Copy all the material below, exactly as it stands.

## Data extract
________

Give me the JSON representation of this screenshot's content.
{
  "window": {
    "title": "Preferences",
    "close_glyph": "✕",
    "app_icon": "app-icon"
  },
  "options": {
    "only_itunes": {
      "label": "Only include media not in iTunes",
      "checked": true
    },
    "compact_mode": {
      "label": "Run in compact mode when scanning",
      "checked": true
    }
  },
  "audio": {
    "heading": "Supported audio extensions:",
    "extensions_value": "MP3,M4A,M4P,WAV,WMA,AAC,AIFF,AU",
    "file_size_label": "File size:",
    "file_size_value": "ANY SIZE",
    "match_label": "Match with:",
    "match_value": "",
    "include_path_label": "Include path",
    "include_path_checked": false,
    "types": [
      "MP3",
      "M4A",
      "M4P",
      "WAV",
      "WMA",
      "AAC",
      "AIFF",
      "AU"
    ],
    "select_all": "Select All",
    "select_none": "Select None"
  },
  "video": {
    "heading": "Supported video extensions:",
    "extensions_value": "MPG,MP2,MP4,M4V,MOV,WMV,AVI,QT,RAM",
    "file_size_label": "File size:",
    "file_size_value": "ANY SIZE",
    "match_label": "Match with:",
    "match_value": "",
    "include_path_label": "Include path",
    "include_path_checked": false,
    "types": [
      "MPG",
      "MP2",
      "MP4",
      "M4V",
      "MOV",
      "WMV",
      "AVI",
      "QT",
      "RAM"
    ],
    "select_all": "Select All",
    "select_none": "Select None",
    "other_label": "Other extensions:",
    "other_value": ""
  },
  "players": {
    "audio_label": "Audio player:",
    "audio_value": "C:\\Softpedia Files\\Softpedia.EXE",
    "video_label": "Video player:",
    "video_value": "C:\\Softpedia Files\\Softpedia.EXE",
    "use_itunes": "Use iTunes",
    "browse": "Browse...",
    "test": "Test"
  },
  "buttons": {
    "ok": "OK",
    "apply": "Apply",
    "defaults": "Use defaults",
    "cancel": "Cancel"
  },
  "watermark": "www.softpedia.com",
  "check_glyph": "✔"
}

________

## Right answer
Give me the JSON representation of this screenshot's content.
{
  "window": {
    "title": "Preferences",
    "close_glyph": "✕",
    "app_icon": "app-icon"
  },
  "options": {
    "only_itunes": {
      "label": "Only include media not in iTunes",
      "checked": true
    },
    "compact_mode": {
      "label": "Run in compact mode when scanning",
      "checked": true
    }
  },
  "audio": {
    "heading": "Supported audio extensions:",
    "extensions_value": "MP3,M4A,M4P,WAV,WMA,AAC,AIFF,AU",
    "file_size_label": "File size:",
    "file_size_value": "ANY SIZE",
    "match_label": "Match with:",
    "match_value": "",
    "include_path_label": "Include path",
    "include_path_checked": false,
    "types": [
      "MP3",
      "M4A",
      "M4P",
      "WAV",
      "WMA",
      "AAC",
      "AIFF",
      "AU"
    ],
    "select_all": "Select All",
    "select_none": "Select None"
  },
  "video": {
    "heading": "Supported video extensions:",
    "extensions_value": "MPG,MP2,MP4,M4V,MOV,WMV,AVI,QT,RAM",
    "file_size_label": "File size:",
    "file_size_value": "ANY SIZE",
    "match_label": "Match with:",
    "match_value": "",
    "include_path_label": "Include path",
    "include_path_checked": false,
    "types": [
      "MPG",
      "MP2",
      "MP4",
      "M4V",
      "MOV",
      "WMV",
      "AVI",
      "QT",
      "RAM"
    ],
    "select_all": "Select All",
    "select_none": "Select None",
    "other_label": "Other extensions:",
    "other_value": ""
  },
  "players": {
    "audio_label": "Audio player:",
    "audio_value": "C:\\Softpedia Files\\Softpedia.EXE",
    "video_label": "Video player:",
    "video_value": "C:\\Softpedia Files\\Softpedia.EXE",
    "use_itunes": "Use iTunes",
    "browse": "Browse...",
    "test": "Test"
  },
  "buttons": {
    "ok": "OK",
    "apply": "Apply",
    "defaults": "Use defaults",
    "cancel": "Cancel"
  },
  "watermark": "www.softpedia.com",
  "check_glyph": "✔"
}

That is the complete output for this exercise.